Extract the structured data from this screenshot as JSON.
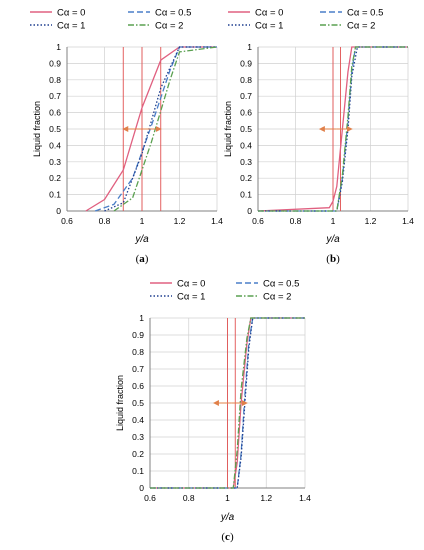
{
  "figure": {
    "panels": [
      {
        "id": "a",
        "label_open": "(",
        "label_letter": "a",
        "label_close": ")",
        "ylabel": "Liquid fraction",
        "xlabel": "y/a",
        "xticks": [
          "0.6",
          "0.8",
          "1",
          "1.2",
          "1.4"
        ],
        "yticks": [
          "0",
          "0.1",
          "0.2",
          "0.3",
          "0.4",
          "0.5",
          "0.6",
          "0.7",
          "0.8",
          "0.9",
          "1"
        ],
        "legend": [
          "Cα = 0",
          "Cα = 0.5",
          "Cα = 1",
          "Cα = 2"
        ]
      },
      {
        "id": "b",
        "label_open": "(",
        "label_letter": "b",
        "label_close": ")",
        "ylabel": "Liquid fraction",
        "xlabel": "y/a",
        "xticks": [
          "0.6",
          "0.8",
          "1",
          "1.2",
          "1.4"
        ],
        "yticks": [
          "0",
          "0.1",
          "0.2",
          "0.3",
          "0.4",
          "0.5",
          "0.6",
          "0.7",
          "0.8",
          "0.9",
          "1"
        ],
        "legend": [
          "Cα = 0",
          "Cα = 0.5",
          "Cα = 1",
          "Cα = 2"
        ]
      },
      {
        "id": "c",
        "label_open": "(",
        "label_letter": "c",
        "label_close": ")",
        "ylabel": "Liquid fraction",
        "xlabel": "y/a",
        "xticks": [
          "0.6",
          "0.8",
          "1",
          "1.2",
          "1.4"
        ],
        "yticks": [
          "0",
          "0.1",
          "0.2",
          "0.3",
          "0.4",
          "0.5",
          "0.6",
          "0.7",
          "0.8",
          "0.9",
          "1"
        ],
        "legend": [
          "Cα = 0",
          "Cα = 0.5",
          "Cα = 1",
          "Cα = 2"
        ]
      }
    ]
  },
  "chart_data": [
    {
      "type": "line",
      "xlabel": "y/a",
      "ylabel": "Liquid fraction",
      "xlim": [
        0.6,
        1.4
      ],
      "ylim": [
        0,
        1
      ],
      "grid": true,
      "legend_position": "top",
      "series": [
        {
          "name": "Cα = 0",
          "color": "#e06080",
          "style": "solid",
          "x": [
            0.7,
            0.8,
            0.9,
            1.0,
            1.1,
            1.2,
            1.4
          ],
          "y": [
            0,
            0.07,
            0.25,
            0.63,
            0.92,
            1,
            1
          ]
        },
        {
          "name": "Cα = 0.5",
          "color": "#4a7fc8",
          "style": "dash",
          "x": [
            0.75,
            0.85,
            0.95,
            1.05,
            1.15,
            1.2,
            1.4
          ],
          "y": [
            0,
            0.04,
            0.2,
            0.52,
            0.86,
            1,
            1
          ]
        },
        {
          "name": "Cα = 1",
          "color": "#1f3f8f",
          "style": "dot",
          "x": [
            0.8,
            0.9,
            1.0,
            1.1,
            1.2,
            1.4
          ],
          "y": [
            0,
            0.05,
            0.35,
            0.75,
            1,
            1
          ]
        },
        {
          "name": "Cα = 2",
          "color": "#5aa050",
          "style": "dashdot",
          "x": [
            0.85,
            0.95,
            1.05,
            1.15,
            1.2,
            1.4
          ],
          "y": [
            0,
            0.08,
            0.42,
            0.8,
            0.97,
            1
          ]
        }
      ],
      "vlines": [
        0.9,
        1.0,
        1.1
      ],
      "arrow": {
        "y": 0.5,
        "x_center": 1.0,
        "x_left": 0.9,
        "x_right": 1.1,
        "color": "#e0804a"
      }
    },
    {
      "type": "line",
      "xlabel": "y/a",
      "ylabel": "Liquid fraction",
      "xlim": [
        0.6,
        1.4
      ],
      "ylim": [
        0,
        1
      ],
      "grid": true,
      "legend_position": "top",
      "series": [
        {
          "name": "Cα = 0",
          "color": "#e06080",
          "style": "solid",
          "x": [
            0.6,
            0.98,
            1.0,
            1.02,
            1.05,
            1.08,
            1.1,
            1.4
          ],
          "y": [
            0,
            0.02,
            0.06,
            0.15,
            0.5,
            0.85,
            1,
            1
          ]
        },
        {
          "name": "Cα = 0.5",
          "color": "#4a7fc8",
          "style": "dash",
          "x": [
            0.6,
            1.02,
            1.05,
            1.08,
            1.1,
            1.12,
            1.4
          ],
          "y": [
            0,
            0,
            0.2,
            0.55,
            0.85,
            1,
            1
          ]
        },
        {
          "name": "Cα = 1",
          "color": "#1f3f8f",
          "style": "dot",
          "x": [
            0.6,
            1.02,
            1.05,
            1.08,
            1.1,
            1.13,
            1.4
          ],
          "y": [
            0,
            0,
            0.18,
            0.5,
            0.82,
            1,
            1
          ]
        },
        {
          "name": "Cα = 2",
          "color": "#5aa050",
          "style": "dashdot",
          "x": [
            0.6,
            1.02,
            1.05,
            1.08,
            1.1,
            1.12,
            1.4
          ],
          "y": [
            0,
            0,
            0.22,
            0.58,
            0.88,
            1,
            1
          ]
        }
      ],
      "vlines": [
        1.0,
        1.04
      ],
      "arrow": {
        "y": 0.5,
        "x_center": 1.02,
        "x_left": 0.93,
        "x_right": 1.1,
        "color": "#e0804a"
      }
    },
    {
      "type": "line",
      "xlabel": "y/a",
      "ylabel": "Liquid fraction",
      "xlim": [
        0.6,
        1.4
      ],
      "ylim": [
        0,
        1
      ],
      "grid": true,
      "legend_position": "top",
      "series": [
        {
          "name": "Cα = 0",
          "color": "#e06080",
          "style": "solid",
          "x": [
            0.6,
            1.03,
            1.05,
            1.07,
            1.1,
            1.12,
            1.4
          ],
          "y": [
            0,
            0,
            0.15,
            0.5,
            0.85,
            1,
            1
          ]
        },
        {
          "name": "Cα = 0.5",
          "color": "#4a7fc8",
          "style": "dash",
          "x": [
            0.6,
            1.05,
            1.07,
            1.09,
            1.11,
            1.13,
            1.4
          ],
          "y": [
            0,
            0,
            0.2,
            0.55,
            0.85,
            1,
            1
          ]
        },
        {
          "name": "Cα = 1",
          "color": "#1f3f8f",
          "style": "dot",
          "x": [
            0.6,
            1.05,
            1.07,
            1.09,
            1.11,
            1.13,
            1.4
          ],
          "y": [
            0,
            0,
            0.18,
            0.5,
            0.82,
            1,
            1
          ]
        },
        {
          "name": "Cα = 2",
          "color": "#5aa050",
          "style": "dashdot",
          "x": [
            0.6,
            1.03,
            1.05,
            1.07,
            1.1,
            1.12,
            1.4
          ],
          "y": [
            0,
            0,
            0.22,
            0.58,
            0.88,
            1,
            1
          ]
        }
      ],
      "vlines": [
        1.0,
        1.04
      ],
      "arrow": {
        "y": 0.5,
        "x_center": 1.02,
        "x_left": 0.93,
        "x_right": 1.1,
        "color": "#e0804a"
      }
    }
  ]
}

__TASK TO CARRY OUT__. Write the listing above out again exactly, dropping each image.

__OUTPUT OF THE EXERCISE__.
Extract the structured data from this screenshot as JSON.
{
  "figure": {
    "panels": [
      {
        "id": "a",
        "label_open": "(",
        "label_letter": "a",
        "label_close": ")",
        "ylabel": "Liquid fraction",
        "xlabel": "y/a",
        "xticks": [
          "0.6",
          "0.8",
          "1",
          "1.2",
          "1.4"
        ],
        "yticks": [
          "0",
          "0.1",
          "0.2",
          "0.3",
          "0.4",
          "0.5",
          "0.6",
          "0.7",
          "0.8",
          "0.9",
          "1"
        ],
        "legend": [
          "Cα = 0",
          "Cα = 0.5",
          "Cα = 1",
          "Cα = 2"
        ]
      },
      {
        "id": "b",
        "label_open": "(",
        "label_letter": "b",
        "label_close": ")",
        "ylabel": "Liquid fraction",
        "xlabel": "y/a",
        "xticks": [
          "0.6",
          "0.8",
          "1",
          "1.2",
          "1.4"
        ],
        "yticks": [
          "0",
          "0.1",
          "0.2",
          "0.3",
          "0.4",
          "0.5",
          "0.6",
          "0.7",
          "0.8",
          "0.9",
          "1"
        ],
        "legend": [
          "Cα = 0",
          "Cα = 0.5",
          "Cα = 1",
          "Cα = 2"
        ]
      },
      {
        "id": "c",
        "label_open": "(",
        "label_letter": "c",
        "label_close": ")",
        "ylabel": "Liquid fraction",
        "xlabel": "y/a",
        "xticks": [
          "0.6",
          "0.8",
          "1",
          "1.2",
          "1.4"
        ],
        "yticks": [
          "0",
          "0.1",
          "0.2",
          "0.3",
          "0.4",
          "0.5",
          "0.6",
          "0.7",
          "0.8",
          "0.9",
          "1"
        ],
        "legend": [
          "Cα = 0",
          "Cα = 0.5",
          "Cα = 1",
          "Cα = 2"
        ]
      }
    ]
  },
  "chart_data": [
    {
      "type": "line",
      "xlabel": "y/a",
      "ylabel": "Liquid fraction",
      "xlim": [
        0.6,
        1.4
      ],
      "ylim": [
        0,
        1
      ],
      "grid": true,
      "legend_position": "top",
      "series": [
        {
          "name": "Cα = 0",
          "color": "#e06080",
          "style": "solid",
          "x": [
            0.7,
            0.8,
            0.9,
            1.0,
            1.1,
            1.2,
            1.4
          ],
          "y": [
            0,
            0.07,
            0.25,
            0.63,
            0.92,
            1,
            1
          ]
        },
        {
          "name": "Cα = 0.5",
          "color": "#4a7fc8",
          "style": "dash",
          "x": [
            0.75,
            0.85,
            0.95,
            1.05,
            1.15,
            1.2,
            1.4
          ],
          "y": [
            0,
            0.04,
            0.2,
            0.52,
            0.86,
            1,
            1
          ]
        },
        {
          "name": "Cα = 1",
          "color": "#1f3f8f",
          "style": "dot",
          "x": [
            0.8,
            0.9,
            1.0,
            1.1,
            1.2,
            1.4
          ],
          "y": [
            0,
            0.05,
            0.35,
            0.75,
            1,
            1
          ]
        },
        {
          "name": "Cα = 2",
          "color": "#5aa050",
          "style": "dashdot",
          "x": [
            0.85,
            0.95,
            1.05,
            1.15,
            1.2,
            1.4
          ],
          "y": [
            0,
            0.08,
            0.42,
            0.8,
            0.97,
            1
          ]
        }
      ],
      "vlines": [
        0.9,
        1.0,
        1.1
      ],
      "arrow": {
        "y": 0.5,
        "x_center": 1.0,
        "x_left": 0.9,
        "x_right": 1.1,
        "color": "#e0804a"
      }
    },
    {
      "type": "line",
      "xlabel": "y/a",
      "ylabel": "Liquid fraction",
      "xlim": [
        0.6,
        1.4
      ],
      "ylim": [
        0,
        1
      ],
      "grid": true,
      "legend_position": "top",
      "series": [
        {
          "name": "Cα = 0",
          "color": "#e06080",
          "style": "solid",
          "x": [
            0.6,
            0.98,
            1.0,
            1.02,
            1.05,
            1.08,
            1.1,
            1.4
          ],
          "y": [
            0,
            0.02,
            0.06,
            0.15,
            0.5,
            0.85,
            1,
            1
          ]
        },
        {
          "name": "Cα = 0.5",
          "color": "#4a7fc8",
          "style": "dash",
          "x": [
            0.6,
            1.02,
            1.05,
            1.08,
            1.1,
            1.12,
            1.4
          ],
          "y": [
            0,
            0,
            0.2,
            0.55,
            0.85,
            1,
            1
          ]
        },
        {
          "name": "Cα = 1",
          "color": "#1f3f8f",
          "style": "dot",
          "x": [
            0.6,
            1.02,
            1.05,
            1.08,
            1.1,
            1.13,
            1.4
          ],
          "y": [
            0,
            0,
            0.18,
            0.5,
            0.82,
            1,
            1
          ]
        },
        {
          "name": "Cα = 2",
          "color": "#5aa050",
          "style": "dashdot",
          "x": [
            0.6,
            1.02,
            1.05,
            1.08,
            1.1,
            1.12,
            1.4
          ],
          "y": [
            0,
            0,
            0.22,
            0.58,
            0.88,
            1,
            1
          ]
        }
      ],
      "vlines": [
        1.0,
        1.04
      ],
      "arrow": {
        "y": 0.5,
        "x_center": 1.02,
        "x_left": 0.93,
        "x_right": 1.1,
        "color": "#e0804a"
      }
    },
    {
      "type": "line",
      "xlabel": "y/a",
      "ylabel": "Liquid fraction",
      "xlim": [
        0.6,
        1.4
      ],
      "ylim": [
        0,
        1
      ],
      "grid": true,
      "legend_position": "top",
      "series": [
        {
          "name": "Cα = 0",
          "color": "#e06080",
          "style": "solid",
          "x": [
            0.6,
            1.03,
            1.05,
            1.07,
            1.1,
            1.12,
            1.4
          ],
          "y": [
            0,
            0,
            0.15,
            0.5,
            0.85,
            1,
            1
          ]
        },
        {
          "name": "Cα = 0.5",
          "color": "#4a7fc8",
          "style": "dash",
          "x": [
            0.6,
            1.05,
            1.07,
            1.09,
            1.11,
            1.13,
            1.4
          ],
          "y": [
            0,
            0,
            0.2,
            0.55,
            0.85,
            1,
            1
          ]
        },
        {
          "name": "Cα = 1",
          "color": "#1f3f8f",
          "style": "dot",
          "x": [
            0.6,
            1.05,
            1.07,
            1.09,
            1.11,
            1.13,
            1.4
          ],
          "y": [
            0,
            0,
            0.18,
            0.5,
            0.82,
            1,
            1
          ]
        },
        {
          "name": "Cα = 2",
          "color": "#5aa050",
          "style": "dashdot",
          "x": [
            0.6,
            1.03,
            1.05,
            1.07,
            1.1,
            1.12,
            1.4
          ],
          "y": [
            0,
            0,
            0.22,
            0.58,
            0.88,
            1,
            1
          ]
        }
      ],
      "vlines": [
        1.0,
        1.04
      ],
      "arrow": {
        "y": 0.5,
        "x_center": 1.02,
        "x_left": 0.93,
        "x_right": 1.1,
        "color": "#e0804a"
      }
    }
  ]
}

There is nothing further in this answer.